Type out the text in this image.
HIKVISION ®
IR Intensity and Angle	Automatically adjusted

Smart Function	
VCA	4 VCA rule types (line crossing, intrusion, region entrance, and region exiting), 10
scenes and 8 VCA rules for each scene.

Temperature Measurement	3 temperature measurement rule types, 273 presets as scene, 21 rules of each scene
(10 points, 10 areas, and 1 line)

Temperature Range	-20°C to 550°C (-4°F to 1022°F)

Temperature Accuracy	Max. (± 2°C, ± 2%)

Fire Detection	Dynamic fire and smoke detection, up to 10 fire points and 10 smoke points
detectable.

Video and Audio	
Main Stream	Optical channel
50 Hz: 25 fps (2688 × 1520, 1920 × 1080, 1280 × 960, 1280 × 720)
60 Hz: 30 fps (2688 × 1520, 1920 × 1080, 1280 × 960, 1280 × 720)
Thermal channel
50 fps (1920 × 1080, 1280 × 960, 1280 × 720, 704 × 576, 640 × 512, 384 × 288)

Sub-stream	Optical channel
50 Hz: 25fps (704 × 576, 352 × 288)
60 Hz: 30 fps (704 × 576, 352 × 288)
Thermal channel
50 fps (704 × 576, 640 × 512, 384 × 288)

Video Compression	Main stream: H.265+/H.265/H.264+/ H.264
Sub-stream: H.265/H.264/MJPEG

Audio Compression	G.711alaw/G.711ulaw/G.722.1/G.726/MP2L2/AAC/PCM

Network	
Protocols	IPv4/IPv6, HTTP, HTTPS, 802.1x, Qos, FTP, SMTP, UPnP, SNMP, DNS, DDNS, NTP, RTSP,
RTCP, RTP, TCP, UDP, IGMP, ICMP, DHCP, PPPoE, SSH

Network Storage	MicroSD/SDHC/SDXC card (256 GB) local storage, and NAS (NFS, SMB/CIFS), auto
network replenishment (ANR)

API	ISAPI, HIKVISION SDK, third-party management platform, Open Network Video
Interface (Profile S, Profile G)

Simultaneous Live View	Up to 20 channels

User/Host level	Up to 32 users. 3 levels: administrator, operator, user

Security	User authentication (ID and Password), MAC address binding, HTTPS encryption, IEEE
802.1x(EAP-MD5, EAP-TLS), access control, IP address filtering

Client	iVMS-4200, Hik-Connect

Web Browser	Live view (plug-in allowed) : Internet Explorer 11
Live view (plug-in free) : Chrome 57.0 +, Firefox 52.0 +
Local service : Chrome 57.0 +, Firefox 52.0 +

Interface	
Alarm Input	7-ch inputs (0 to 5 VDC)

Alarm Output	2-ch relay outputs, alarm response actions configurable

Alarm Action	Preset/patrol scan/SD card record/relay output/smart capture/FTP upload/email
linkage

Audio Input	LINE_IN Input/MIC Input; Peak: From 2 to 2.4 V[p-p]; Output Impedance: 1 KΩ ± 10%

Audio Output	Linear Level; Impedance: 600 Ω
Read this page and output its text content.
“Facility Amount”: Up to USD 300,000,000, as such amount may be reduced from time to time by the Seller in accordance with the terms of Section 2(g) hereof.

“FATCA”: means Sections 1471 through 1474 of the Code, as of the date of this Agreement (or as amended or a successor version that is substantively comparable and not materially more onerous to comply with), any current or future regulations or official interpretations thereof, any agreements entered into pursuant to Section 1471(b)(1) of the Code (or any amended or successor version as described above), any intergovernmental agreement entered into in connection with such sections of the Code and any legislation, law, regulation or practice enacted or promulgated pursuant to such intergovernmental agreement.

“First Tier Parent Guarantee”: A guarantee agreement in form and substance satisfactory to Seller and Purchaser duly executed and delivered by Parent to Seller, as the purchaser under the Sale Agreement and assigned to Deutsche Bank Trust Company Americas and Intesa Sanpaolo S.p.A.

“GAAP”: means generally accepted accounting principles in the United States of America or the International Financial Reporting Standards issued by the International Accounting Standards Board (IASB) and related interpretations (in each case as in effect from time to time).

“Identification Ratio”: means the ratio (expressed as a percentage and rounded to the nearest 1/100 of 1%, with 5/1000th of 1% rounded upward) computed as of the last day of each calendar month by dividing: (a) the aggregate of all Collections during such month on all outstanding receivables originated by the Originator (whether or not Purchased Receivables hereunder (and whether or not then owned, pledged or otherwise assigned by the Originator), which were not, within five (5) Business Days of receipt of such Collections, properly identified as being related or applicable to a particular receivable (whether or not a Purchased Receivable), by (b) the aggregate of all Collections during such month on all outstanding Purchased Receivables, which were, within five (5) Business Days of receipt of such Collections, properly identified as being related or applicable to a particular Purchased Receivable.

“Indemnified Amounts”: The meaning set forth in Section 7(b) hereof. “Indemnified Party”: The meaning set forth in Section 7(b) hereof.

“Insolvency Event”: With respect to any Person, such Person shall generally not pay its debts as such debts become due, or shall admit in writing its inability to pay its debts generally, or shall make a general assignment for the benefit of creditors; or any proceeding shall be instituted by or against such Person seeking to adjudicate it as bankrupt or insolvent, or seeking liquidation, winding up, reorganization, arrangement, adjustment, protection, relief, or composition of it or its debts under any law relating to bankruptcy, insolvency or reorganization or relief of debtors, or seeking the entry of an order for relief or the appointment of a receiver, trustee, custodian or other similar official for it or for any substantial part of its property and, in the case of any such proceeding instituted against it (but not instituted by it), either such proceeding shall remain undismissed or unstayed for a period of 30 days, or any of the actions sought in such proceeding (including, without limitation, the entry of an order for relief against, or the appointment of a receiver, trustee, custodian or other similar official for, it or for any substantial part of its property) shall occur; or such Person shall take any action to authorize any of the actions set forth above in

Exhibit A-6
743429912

....

Direction: Copy out each line in the preceding records that contains "Alarm".

Answer to this exercise:
Alarm Input	7-ch inputs (0 to 5 VDC)
Alarm Output	2-ch relay outputs, alarm response actions configurable
Alarm Action	Preset/patrol scan/SD card record/relay output/smart capture/FTP upload/email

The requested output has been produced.